- **STATED TASK**
Could you update the part of the listing that opens with the line containing "fit-e-point [364, 927, 379, 942]" and runs to the end of the listing, replacing "bar-category-label" with "bar-group-label" and leaving everything else unchanged?

[Excerpts from a layout annotation set]
· · · · · · ·

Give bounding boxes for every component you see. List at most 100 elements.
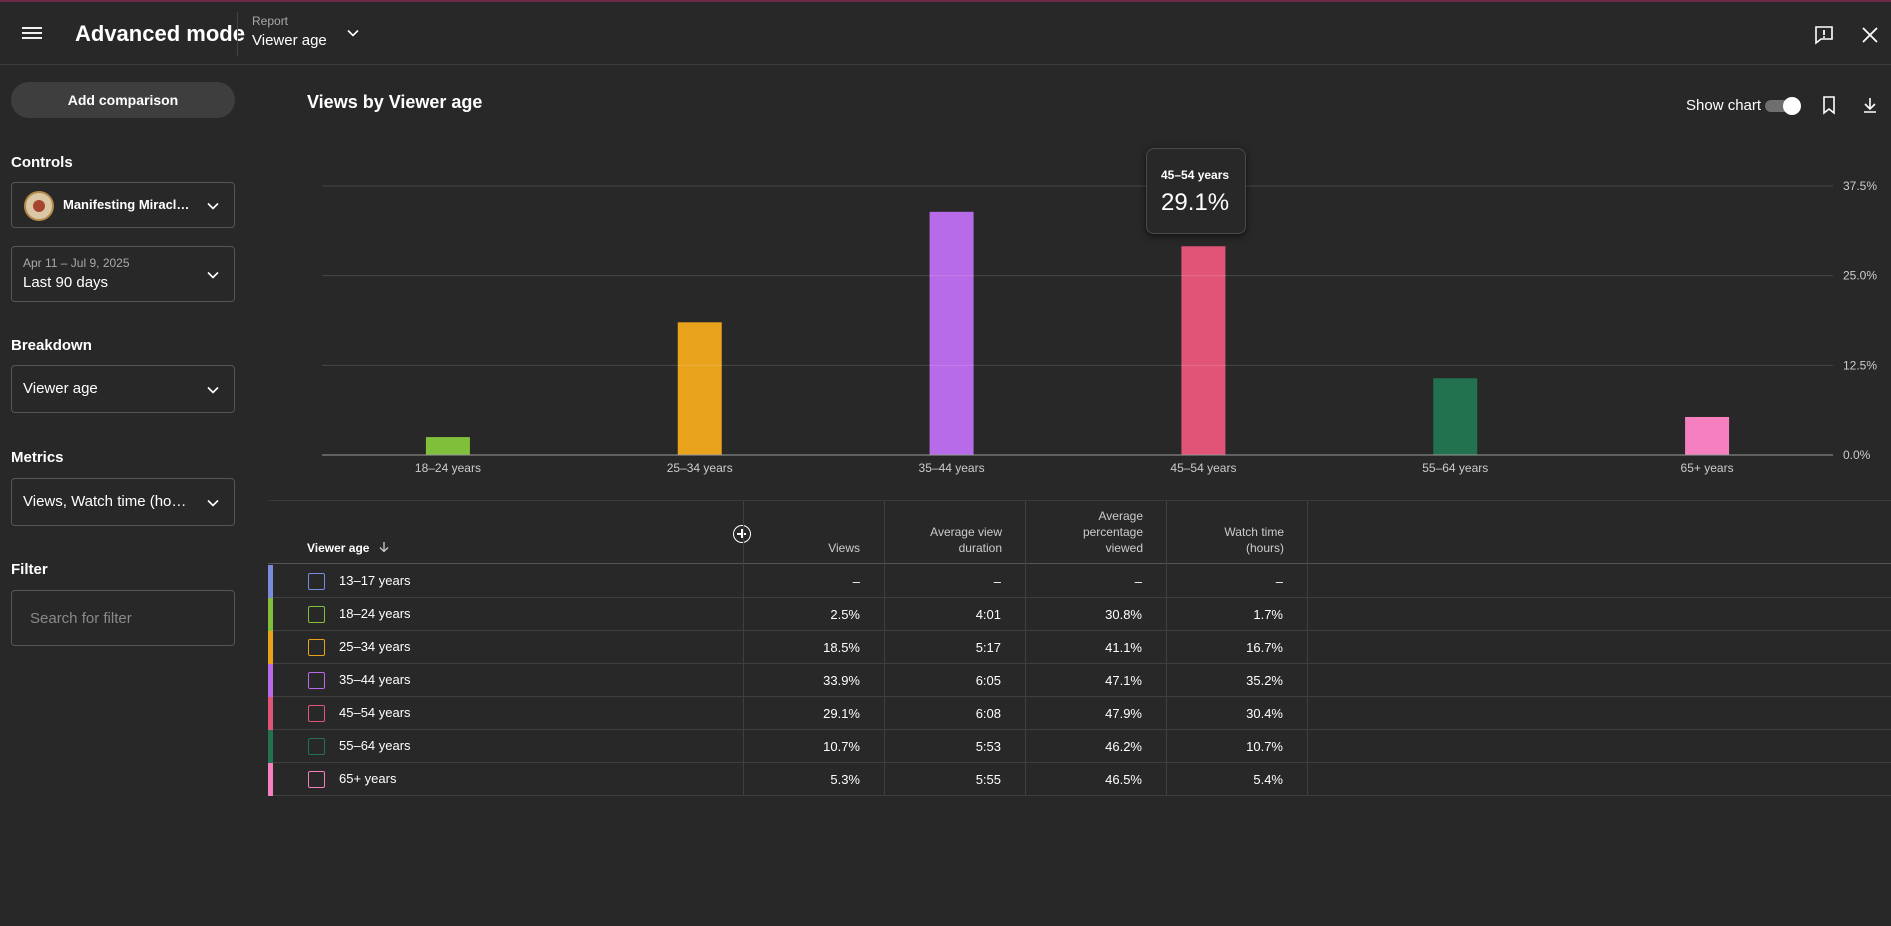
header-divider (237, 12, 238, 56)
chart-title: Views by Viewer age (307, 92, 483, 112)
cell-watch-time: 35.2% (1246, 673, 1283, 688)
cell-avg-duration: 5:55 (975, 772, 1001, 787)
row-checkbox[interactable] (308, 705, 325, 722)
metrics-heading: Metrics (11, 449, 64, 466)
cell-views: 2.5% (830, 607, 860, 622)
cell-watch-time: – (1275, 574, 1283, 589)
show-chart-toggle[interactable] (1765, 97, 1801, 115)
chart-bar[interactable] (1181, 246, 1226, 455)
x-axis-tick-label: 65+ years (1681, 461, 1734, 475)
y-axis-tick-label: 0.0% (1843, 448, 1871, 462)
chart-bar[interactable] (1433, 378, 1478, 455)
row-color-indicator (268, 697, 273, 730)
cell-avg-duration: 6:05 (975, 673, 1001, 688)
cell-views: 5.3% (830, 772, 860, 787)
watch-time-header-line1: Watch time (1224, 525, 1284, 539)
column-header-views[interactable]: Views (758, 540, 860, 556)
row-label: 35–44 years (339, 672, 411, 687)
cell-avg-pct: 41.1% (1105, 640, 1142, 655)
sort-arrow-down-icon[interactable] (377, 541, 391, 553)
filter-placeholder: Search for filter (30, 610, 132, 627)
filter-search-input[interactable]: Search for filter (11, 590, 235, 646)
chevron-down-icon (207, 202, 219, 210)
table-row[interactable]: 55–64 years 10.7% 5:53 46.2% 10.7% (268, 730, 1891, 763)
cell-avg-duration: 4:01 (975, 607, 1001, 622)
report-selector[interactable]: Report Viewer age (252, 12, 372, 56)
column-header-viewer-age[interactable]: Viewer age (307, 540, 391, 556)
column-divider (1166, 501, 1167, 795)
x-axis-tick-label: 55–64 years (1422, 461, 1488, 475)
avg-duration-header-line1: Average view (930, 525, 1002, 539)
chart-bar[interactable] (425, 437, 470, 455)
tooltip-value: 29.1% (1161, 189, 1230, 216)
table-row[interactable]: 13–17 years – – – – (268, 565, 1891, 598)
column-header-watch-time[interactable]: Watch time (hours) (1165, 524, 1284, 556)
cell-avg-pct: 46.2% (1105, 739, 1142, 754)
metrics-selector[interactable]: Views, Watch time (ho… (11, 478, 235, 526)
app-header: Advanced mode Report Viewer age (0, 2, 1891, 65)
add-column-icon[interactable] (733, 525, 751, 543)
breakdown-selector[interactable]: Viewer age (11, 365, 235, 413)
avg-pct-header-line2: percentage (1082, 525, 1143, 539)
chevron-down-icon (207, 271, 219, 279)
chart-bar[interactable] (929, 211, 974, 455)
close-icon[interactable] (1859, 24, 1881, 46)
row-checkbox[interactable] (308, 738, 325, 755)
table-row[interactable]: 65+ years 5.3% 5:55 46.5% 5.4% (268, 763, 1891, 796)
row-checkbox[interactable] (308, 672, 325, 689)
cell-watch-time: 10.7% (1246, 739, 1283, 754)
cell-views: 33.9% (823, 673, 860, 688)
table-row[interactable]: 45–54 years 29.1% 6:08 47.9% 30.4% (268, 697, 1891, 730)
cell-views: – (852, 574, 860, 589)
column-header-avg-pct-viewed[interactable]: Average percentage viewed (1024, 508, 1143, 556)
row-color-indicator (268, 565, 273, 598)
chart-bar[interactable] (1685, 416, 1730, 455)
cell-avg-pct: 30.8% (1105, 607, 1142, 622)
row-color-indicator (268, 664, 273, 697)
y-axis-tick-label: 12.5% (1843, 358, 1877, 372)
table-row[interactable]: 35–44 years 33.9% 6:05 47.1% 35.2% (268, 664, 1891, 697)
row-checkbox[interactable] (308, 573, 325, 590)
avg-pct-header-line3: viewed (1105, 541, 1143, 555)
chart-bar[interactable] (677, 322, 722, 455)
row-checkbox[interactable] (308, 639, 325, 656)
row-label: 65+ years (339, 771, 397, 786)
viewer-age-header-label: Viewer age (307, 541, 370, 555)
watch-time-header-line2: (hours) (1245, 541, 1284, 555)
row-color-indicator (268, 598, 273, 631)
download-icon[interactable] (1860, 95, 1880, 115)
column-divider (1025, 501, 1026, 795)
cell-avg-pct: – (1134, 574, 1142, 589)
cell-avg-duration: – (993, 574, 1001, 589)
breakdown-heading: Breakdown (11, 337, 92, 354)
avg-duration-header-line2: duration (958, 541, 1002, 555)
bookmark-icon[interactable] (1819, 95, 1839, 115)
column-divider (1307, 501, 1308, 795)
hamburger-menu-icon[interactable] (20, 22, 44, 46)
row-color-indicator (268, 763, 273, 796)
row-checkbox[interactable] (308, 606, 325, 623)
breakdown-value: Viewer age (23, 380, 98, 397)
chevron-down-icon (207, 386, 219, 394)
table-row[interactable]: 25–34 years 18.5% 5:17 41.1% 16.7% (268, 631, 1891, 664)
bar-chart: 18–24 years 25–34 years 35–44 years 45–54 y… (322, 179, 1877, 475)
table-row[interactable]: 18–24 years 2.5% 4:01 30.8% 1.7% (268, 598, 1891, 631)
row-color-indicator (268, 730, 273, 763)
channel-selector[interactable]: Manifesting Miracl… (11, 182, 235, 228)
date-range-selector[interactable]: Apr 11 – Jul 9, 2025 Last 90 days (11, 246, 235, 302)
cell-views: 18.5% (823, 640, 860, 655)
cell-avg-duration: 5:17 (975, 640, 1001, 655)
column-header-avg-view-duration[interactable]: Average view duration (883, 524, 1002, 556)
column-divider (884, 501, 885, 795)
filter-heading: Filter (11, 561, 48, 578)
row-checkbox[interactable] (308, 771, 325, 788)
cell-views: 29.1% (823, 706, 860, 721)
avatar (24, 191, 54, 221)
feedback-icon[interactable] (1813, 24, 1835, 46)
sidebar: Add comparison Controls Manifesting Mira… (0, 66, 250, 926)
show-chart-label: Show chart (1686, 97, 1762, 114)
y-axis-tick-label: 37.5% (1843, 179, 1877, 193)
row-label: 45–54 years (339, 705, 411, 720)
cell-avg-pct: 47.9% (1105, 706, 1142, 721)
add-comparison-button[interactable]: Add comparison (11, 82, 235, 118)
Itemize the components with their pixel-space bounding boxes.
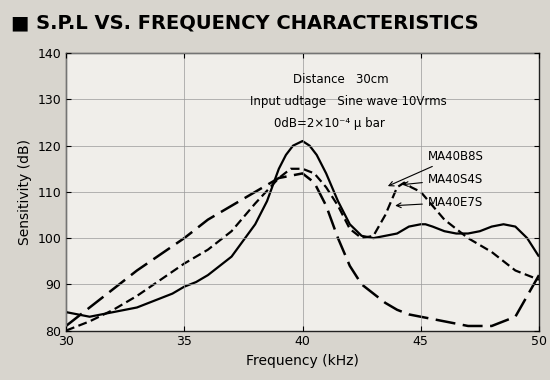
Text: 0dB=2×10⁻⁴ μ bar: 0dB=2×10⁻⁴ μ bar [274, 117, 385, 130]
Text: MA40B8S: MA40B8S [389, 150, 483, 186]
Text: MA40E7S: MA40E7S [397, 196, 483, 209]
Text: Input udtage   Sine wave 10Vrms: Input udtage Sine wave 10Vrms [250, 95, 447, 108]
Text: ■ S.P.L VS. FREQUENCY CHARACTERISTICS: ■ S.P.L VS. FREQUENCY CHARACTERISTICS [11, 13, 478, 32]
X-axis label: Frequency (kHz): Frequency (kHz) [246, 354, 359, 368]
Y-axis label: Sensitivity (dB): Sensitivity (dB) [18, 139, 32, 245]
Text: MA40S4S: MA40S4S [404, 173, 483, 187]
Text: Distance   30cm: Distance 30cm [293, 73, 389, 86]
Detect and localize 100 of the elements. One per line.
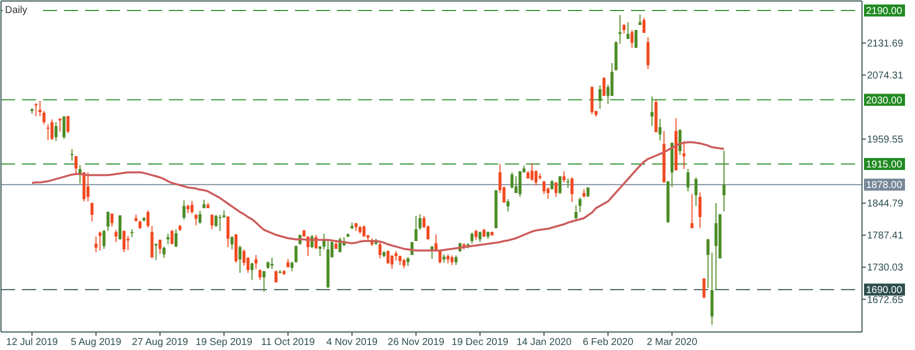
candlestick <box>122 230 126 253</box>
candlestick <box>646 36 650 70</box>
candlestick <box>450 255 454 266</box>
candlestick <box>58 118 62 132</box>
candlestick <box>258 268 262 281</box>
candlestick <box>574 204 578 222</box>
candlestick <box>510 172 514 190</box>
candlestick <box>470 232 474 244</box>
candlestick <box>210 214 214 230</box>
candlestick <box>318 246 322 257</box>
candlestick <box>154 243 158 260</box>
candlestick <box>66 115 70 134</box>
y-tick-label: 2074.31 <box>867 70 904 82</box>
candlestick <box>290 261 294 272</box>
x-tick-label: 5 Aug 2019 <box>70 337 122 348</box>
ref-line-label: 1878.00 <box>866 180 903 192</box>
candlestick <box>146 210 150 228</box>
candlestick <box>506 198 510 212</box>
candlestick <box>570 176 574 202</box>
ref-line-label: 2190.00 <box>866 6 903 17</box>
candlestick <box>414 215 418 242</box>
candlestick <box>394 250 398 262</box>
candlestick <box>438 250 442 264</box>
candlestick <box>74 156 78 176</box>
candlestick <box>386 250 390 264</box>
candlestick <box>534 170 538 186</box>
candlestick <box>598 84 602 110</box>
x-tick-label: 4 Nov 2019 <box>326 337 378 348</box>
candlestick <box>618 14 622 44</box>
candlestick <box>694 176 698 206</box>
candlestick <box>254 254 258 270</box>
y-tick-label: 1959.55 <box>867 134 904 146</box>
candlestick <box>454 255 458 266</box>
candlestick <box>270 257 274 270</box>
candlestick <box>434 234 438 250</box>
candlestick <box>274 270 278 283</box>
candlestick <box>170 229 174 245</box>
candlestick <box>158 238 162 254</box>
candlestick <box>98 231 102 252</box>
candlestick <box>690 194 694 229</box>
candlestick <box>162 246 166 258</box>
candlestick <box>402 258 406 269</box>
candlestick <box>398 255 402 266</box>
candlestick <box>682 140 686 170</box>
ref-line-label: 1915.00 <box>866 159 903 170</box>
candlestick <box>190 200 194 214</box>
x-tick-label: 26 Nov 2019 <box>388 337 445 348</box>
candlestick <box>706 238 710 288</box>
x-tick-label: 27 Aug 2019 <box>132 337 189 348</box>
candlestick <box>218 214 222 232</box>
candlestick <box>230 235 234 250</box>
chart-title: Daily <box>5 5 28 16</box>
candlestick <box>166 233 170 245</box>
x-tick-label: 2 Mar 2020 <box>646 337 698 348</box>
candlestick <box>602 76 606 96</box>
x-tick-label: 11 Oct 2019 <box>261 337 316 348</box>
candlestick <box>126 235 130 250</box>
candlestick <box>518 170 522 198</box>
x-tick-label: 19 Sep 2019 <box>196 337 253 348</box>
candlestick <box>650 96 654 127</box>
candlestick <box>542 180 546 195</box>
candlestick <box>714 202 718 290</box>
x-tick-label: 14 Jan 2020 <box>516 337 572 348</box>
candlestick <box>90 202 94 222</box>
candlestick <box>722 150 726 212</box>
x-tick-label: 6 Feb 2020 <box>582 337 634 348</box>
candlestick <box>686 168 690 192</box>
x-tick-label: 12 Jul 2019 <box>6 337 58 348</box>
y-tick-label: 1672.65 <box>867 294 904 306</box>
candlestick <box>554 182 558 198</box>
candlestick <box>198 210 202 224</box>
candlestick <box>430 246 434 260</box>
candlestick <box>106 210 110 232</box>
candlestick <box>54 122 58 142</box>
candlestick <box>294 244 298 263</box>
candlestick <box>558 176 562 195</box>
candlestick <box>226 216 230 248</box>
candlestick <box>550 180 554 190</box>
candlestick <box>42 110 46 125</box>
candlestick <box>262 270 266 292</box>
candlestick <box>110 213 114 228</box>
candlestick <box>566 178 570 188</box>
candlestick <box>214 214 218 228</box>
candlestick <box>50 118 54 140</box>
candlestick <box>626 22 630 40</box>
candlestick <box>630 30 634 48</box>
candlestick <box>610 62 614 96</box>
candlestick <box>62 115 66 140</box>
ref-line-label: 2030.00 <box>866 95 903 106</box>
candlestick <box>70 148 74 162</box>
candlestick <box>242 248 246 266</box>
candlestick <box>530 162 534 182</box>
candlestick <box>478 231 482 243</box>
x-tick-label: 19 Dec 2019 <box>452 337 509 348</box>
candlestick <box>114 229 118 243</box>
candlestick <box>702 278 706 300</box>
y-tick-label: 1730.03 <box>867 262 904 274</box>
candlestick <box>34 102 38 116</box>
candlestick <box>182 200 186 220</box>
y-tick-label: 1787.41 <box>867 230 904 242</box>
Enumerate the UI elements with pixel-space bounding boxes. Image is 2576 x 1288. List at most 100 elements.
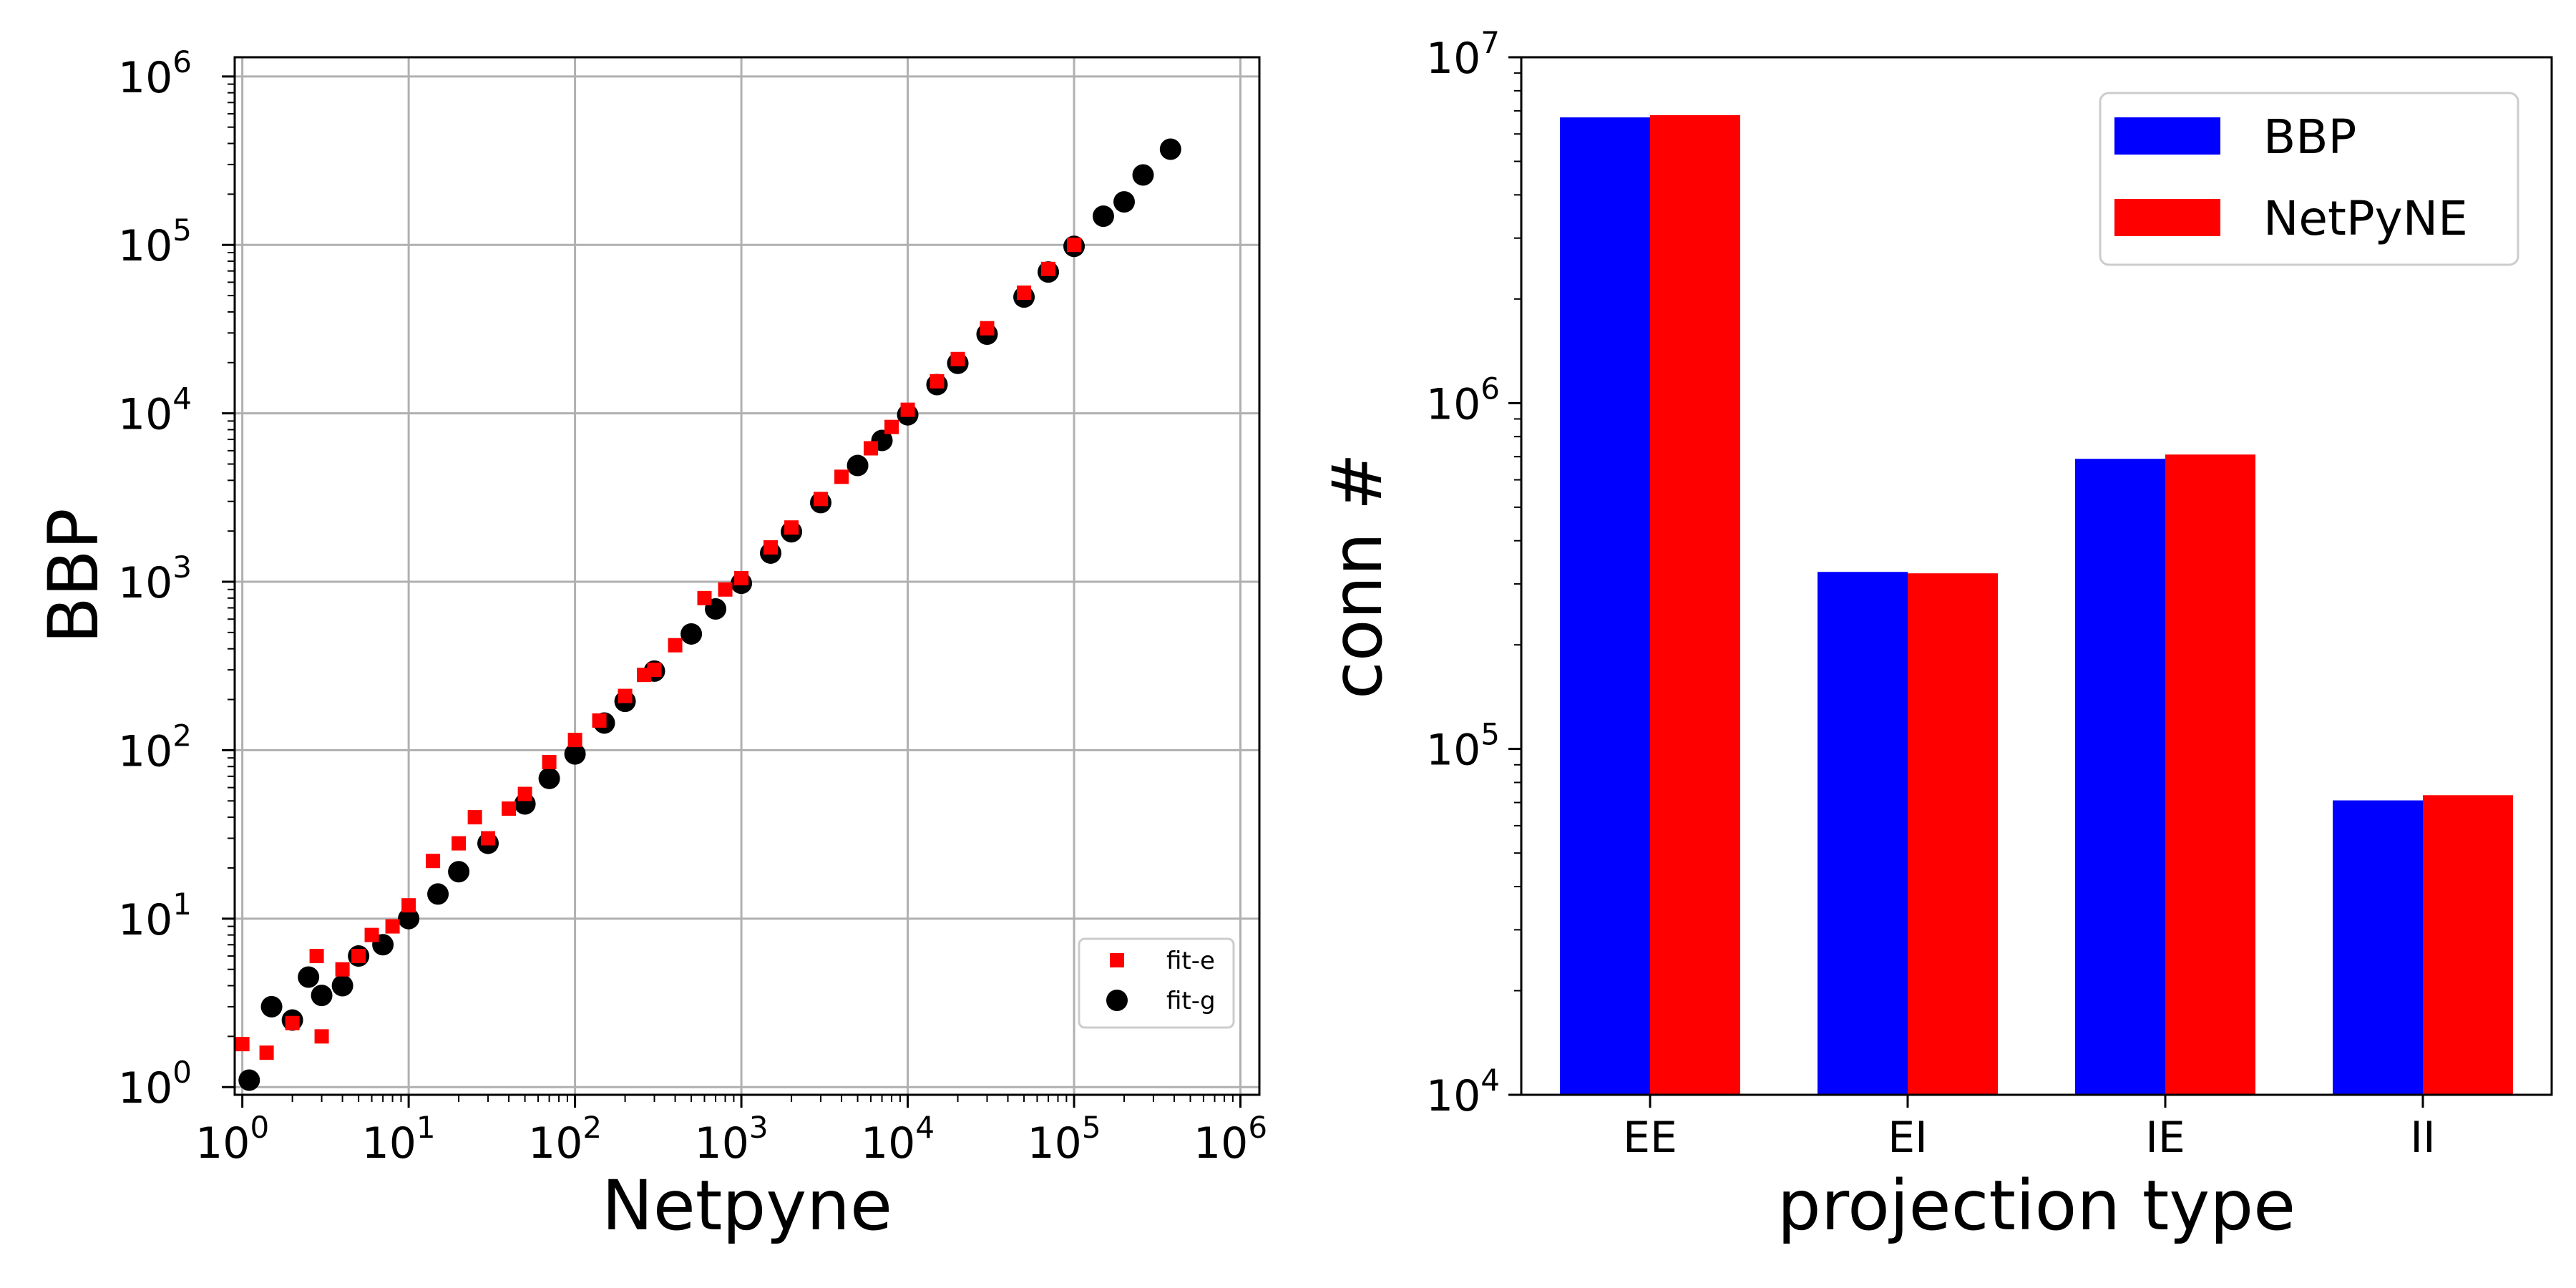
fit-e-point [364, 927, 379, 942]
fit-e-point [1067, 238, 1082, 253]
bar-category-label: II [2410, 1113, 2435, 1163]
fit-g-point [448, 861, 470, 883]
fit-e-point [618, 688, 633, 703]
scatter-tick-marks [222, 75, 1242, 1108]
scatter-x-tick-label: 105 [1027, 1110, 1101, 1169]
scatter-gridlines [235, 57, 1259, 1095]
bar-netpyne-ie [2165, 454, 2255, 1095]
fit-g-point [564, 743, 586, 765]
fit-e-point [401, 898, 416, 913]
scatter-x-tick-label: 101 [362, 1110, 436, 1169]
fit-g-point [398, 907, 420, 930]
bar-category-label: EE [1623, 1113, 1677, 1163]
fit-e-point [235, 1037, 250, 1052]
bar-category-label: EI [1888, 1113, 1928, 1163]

· · · · · · ·

- **RESULT OF THE TASK**
fit-e-point [364, 927, 379, 942]
fit-e-point [1067, 238, 1082, 253]
bar-group-label: II [2410, 1113, 2435, 1163]
fit-g-point [448, 861, 470, 883]
fit-e-point [618, 688, 633, 703]
scatter-tick-marks [222, 75, 1242, 1108]
scatter-x-tick-label: 105 [1027, 1110, 1101, 1169]
scatter-gridlines [235, 57, 1259, 1095]
bar-netpyne-ie [2165, 454, 2255, 1095]
fit-g-point [564, 743, 586, 765]
fit-e-point [401, 898, 416, 913]
scatter-x-tick-label: 101 [362, 1110, 436, 1169]
fit-g-point [398, 907, 420, 930]
bar-group-label: EE [1623, 1113, 1677, 1163]
fit-e-point [235, 1037, 250, 1052]
bar-group-label: EI [1888, 1113, 1928, 1163]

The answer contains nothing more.